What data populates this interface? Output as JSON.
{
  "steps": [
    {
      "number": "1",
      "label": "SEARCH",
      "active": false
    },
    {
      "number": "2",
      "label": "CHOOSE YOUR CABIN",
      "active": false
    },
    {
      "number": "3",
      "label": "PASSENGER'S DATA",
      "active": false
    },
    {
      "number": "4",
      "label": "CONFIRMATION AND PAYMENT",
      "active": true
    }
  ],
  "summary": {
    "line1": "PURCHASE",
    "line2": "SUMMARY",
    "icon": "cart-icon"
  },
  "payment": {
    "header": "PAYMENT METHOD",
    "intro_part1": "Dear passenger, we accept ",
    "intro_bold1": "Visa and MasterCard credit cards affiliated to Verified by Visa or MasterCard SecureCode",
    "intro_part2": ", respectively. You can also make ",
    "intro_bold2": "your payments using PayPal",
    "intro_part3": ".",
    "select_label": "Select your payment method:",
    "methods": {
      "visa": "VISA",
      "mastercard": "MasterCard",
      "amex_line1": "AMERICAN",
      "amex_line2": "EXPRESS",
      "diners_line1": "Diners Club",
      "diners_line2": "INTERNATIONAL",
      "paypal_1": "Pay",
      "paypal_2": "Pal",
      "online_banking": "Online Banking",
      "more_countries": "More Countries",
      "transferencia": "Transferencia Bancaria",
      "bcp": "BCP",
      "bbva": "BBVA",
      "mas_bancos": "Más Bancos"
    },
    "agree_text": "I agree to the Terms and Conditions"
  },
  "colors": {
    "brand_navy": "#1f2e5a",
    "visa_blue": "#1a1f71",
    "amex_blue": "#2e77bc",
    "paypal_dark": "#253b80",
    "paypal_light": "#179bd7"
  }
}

——————

What you are asked to do ▸ Your task is to repeat every entry exactly.

Response to this task ▸
What data populates this interface? Output as JSON.
{
  "steps": [
    {
      "number": "1",
      "label": "SEARCH",
      "active": false
    },
    {
      "number": "2",
      "label": "CHOOSE YOUR CABIN",
      "active": false
    },
    {
      "number": "3",
      "label": "PASSENGER'S DATA",
      "active": false
    },
    {
      "number": "4",
      "label": "CONFIRMATION AND PAYMENT",
      "active": true
    }
  ],
  "summary": {
    "line1": "PURCHASE",
    "line2": "SUMMARY",
    "icon": "cart-icon"
  },
  "payment": {
    "header": "PAYMENT METHOD",
    "intro_part1": "Dear passenger, we accept ",
    "intro_bold1": "Visa and MasterCard credit cards affiliated to Verified by Visa or MasterCard SecureCode",
    "intro_part2": ", respectively. You can also make ",
    "intro_bold2": "your payments using PayPal",
    "intro_part3": ".",
    "select_label": "Select your payment method:",
    "methods": {
      "visa": "VISA",
      "mastercard": "MasterCard",
      "amex_line1": "AMERICAN",
      "amex_line2": "EXPRESS",
      "diners_line1": "Diners Club",
      "diners_line2": "INTERNATIONAL",
      "paypal_1": "Pay",
      "paypal_2": "Pal",
      "online_banking": "Online Banking",
      "more_countries": "More Countries",
      "transferencia": "Transferencia Bancaria",
      "bcp": "BCP",
      "bbva": "BBVA",
      "mas_bancos": "Más Bancos"
    },
    "agree_text": "I agree to the Terms and Conditions"
  },
  "colors": {
    "brand_navy": "#1f2e5a",
    "visa_blue": "#1a1f71",
    "amex_blue": "#2e77bc",
    "paypal_dark": "#253b80",
    "paypal_light": "#179bd7"
  }
}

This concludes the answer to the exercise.